◆ **WHAT THE TASK REQUIRES**
Pick out each line of the records in which the word "name" appears.

◆ **INPUT RECORDS**

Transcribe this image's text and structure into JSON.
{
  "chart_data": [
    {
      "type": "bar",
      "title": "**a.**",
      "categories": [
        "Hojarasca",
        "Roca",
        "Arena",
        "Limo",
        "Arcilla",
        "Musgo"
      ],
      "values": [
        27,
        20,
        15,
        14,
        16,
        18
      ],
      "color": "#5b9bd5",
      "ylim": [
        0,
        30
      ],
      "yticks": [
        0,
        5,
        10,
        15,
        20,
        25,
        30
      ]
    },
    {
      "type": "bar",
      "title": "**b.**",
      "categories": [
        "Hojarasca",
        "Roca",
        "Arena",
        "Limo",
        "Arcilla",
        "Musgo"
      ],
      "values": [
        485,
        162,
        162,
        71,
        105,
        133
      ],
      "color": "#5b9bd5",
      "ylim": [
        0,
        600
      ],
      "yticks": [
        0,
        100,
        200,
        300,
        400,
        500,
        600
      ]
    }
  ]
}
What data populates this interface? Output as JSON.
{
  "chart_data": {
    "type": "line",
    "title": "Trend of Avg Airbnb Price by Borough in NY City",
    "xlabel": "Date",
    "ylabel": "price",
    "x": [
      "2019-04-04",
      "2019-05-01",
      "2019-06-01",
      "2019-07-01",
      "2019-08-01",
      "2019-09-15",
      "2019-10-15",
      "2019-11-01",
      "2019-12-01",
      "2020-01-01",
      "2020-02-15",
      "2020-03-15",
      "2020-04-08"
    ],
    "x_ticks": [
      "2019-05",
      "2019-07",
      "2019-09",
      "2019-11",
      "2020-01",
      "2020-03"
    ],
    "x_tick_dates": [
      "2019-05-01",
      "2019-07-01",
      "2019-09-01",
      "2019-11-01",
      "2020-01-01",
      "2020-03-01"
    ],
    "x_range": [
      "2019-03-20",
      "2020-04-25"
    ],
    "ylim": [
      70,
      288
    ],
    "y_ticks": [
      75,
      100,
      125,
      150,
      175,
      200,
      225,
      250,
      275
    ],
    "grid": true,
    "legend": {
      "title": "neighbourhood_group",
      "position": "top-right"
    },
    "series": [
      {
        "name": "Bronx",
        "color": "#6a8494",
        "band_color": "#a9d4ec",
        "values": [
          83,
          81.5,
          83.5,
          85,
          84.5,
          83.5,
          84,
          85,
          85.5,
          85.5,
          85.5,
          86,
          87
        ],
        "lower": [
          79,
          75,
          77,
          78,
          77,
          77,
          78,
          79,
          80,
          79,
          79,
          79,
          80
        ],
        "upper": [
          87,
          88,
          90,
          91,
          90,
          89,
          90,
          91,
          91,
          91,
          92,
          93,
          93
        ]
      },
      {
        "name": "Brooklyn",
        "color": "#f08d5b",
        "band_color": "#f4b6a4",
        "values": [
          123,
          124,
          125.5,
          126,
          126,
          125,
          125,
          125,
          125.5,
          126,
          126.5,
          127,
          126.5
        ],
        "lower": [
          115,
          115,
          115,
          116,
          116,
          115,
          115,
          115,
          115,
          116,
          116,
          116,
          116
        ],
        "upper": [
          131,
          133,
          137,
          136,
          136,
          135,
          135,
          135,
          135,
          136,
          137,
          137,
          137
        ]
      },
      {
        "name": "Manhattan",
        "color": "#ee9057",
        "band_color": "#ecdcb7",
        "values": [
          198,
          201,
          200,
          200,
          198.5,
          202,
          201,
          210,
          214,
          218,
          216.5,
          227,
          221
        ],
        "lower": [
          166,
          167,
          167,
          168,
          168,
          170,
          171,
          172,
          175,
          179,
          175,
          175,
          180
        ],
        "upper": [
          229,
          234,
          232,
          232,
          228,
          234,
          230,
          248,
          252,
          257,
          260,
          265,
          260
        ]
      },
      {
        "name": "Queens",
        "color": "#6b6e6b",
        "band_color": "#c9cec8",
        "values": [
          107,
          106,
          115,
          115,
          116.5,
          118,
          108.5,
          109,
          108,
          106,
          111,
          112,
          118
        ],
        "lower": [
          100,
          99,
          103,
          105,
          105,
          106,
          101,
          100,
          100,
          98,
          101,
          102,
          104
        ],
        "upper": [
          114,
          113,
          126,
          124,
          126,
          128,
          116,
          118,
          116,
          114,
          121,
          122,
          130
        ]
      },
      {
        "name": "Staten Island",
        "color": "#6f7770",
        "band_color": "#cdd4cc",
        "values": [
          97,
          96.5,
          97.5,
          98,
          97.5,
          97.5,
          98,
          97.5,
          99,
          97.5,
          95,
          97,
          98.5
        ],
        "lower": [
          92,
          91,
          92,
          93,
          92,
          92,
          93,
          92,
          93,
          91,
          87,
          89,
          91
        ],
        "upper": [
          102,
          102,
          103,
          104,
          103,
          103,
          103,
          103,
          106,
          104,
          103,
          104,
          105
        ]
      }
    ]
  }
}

◆ **RESULT OF THIS EXERCISE**
        "name": "Bronx",
        "name": "Brooklyn",
        "name": "Manhattan",
        "name": "Queens",
        "name": "Staten Island",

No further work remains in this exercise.